● Exercise aim
Wherever the word "خدماته" turns up in a line of the entries, copy that line.

● Stored records
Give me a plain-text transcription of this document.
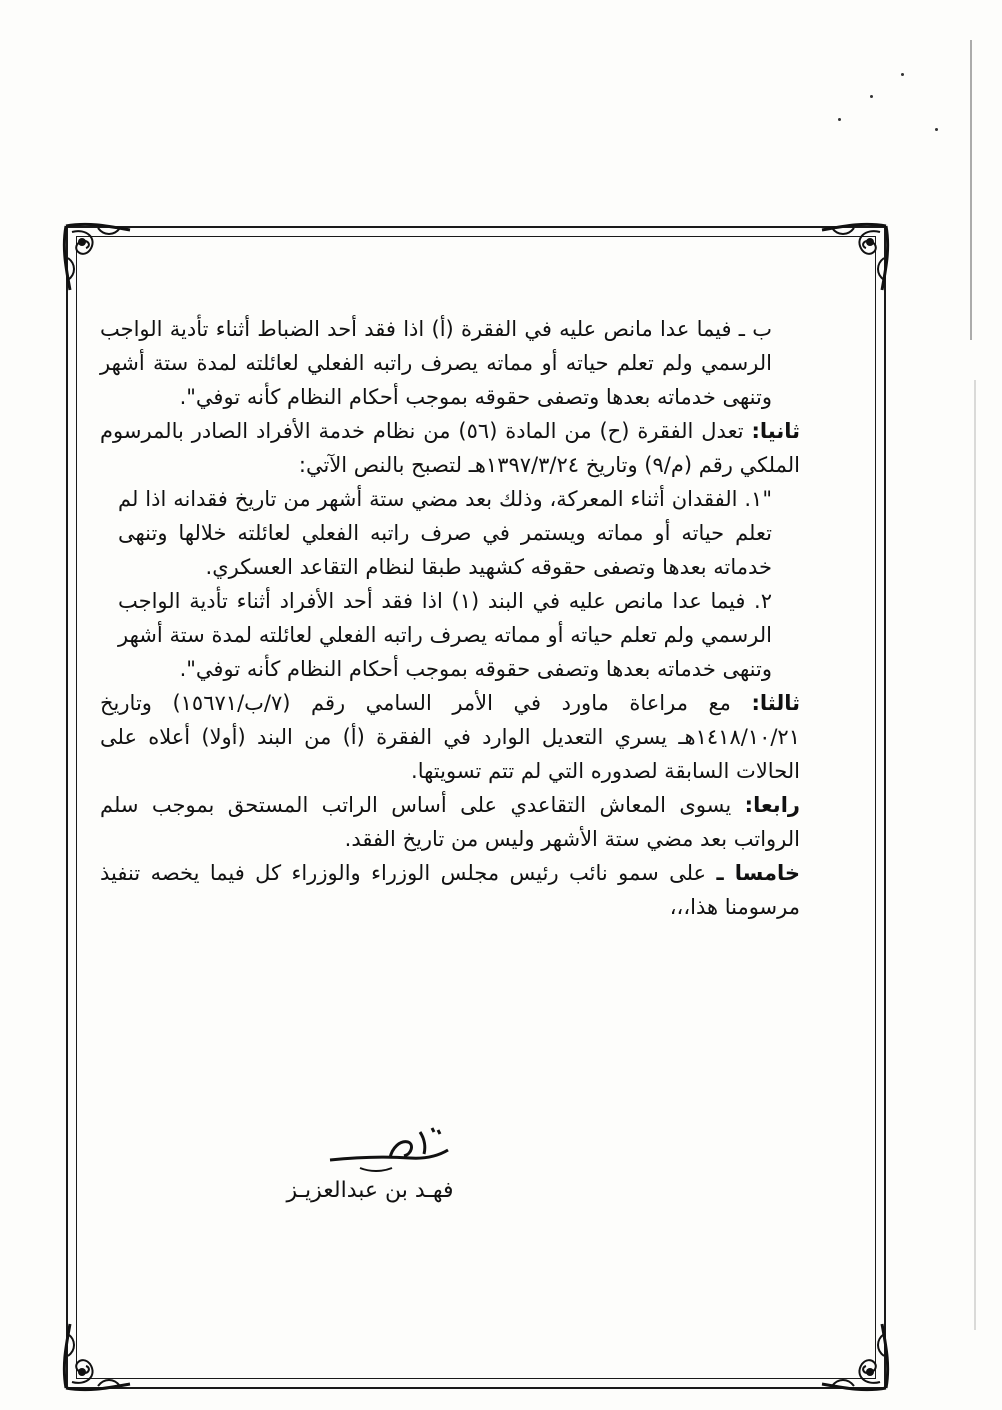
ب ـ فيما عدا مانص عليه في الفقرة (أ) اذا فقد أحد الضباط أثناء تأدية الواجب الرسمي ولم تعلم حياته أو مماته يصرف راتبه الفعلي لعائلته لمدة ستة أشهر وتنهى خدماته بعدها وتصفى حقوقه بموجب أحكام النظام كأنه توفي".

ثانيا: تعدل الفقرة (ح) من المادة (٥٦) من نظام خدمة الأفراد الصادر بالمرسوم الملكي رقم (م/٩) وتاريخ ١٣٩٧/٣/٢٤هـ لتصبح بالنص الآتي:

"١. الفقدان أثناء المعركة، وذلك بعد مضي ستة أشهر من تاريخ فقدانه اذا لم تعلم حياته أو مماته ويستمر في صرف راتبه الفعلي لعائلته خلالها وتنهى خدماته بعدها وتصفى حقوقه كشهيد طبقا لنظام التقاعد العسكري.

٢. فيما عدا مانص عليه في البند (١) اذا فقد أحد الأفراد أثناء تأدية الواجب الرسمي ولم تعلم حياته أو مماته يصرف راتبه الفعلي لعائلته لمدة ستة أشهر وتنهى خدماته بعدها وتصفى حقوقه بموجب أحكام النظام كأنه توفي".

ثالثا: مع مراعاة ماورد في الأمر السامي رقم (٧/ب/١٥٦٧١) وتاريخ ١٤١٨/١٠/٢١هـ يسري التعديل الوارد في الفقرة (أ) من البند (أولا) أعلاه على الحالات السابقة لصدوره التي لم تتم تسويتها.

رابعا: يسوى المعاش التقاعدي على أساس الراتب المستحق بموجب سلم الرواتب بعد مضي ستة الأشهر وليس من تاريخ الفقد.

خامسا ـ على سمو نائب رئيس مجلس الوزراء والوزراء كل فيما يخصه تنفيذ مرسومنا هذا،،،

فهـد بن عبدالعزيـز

● Output for this exercise
ب ـ فيما عدا مانص عليه في الفقرة (أ) اذا فقد أحد الضباط أثناء تأدية الواجب الرسمي ولم تعلم حياته أو مماته يصرف راتبه الفعلي لعائلته لمدة ستة أشهر وتنهى خدماته بعدها وتصفى حقوقه بموجب أحكام النظام كأنه توفي".
"١. الفقدان أثناء المعركة، وذلك بعد مضي ستة أشهر من تاريخ فقدانه اذا لم تعلم حياته أو مماته ويستمر في صرف راتبه الفعلي لعائلته خلالها وتنهى خدماته بعدها وتصفى حقوقه كشهيد طبقا لنظام التقاعد العسكري.
٢. فيما عدا مانص عليه في البند (١) اذا فقد أحد الأفراد أثناء تأدية الواجب الرسمي ولم تعلم حياته أو مماته يصرف راتبه الفعلي لعائلته لمدة ستة أشهر وتنهى خدماته بعدها وتصفى حقوقه بموجب أحكام النظام كأنه توفي".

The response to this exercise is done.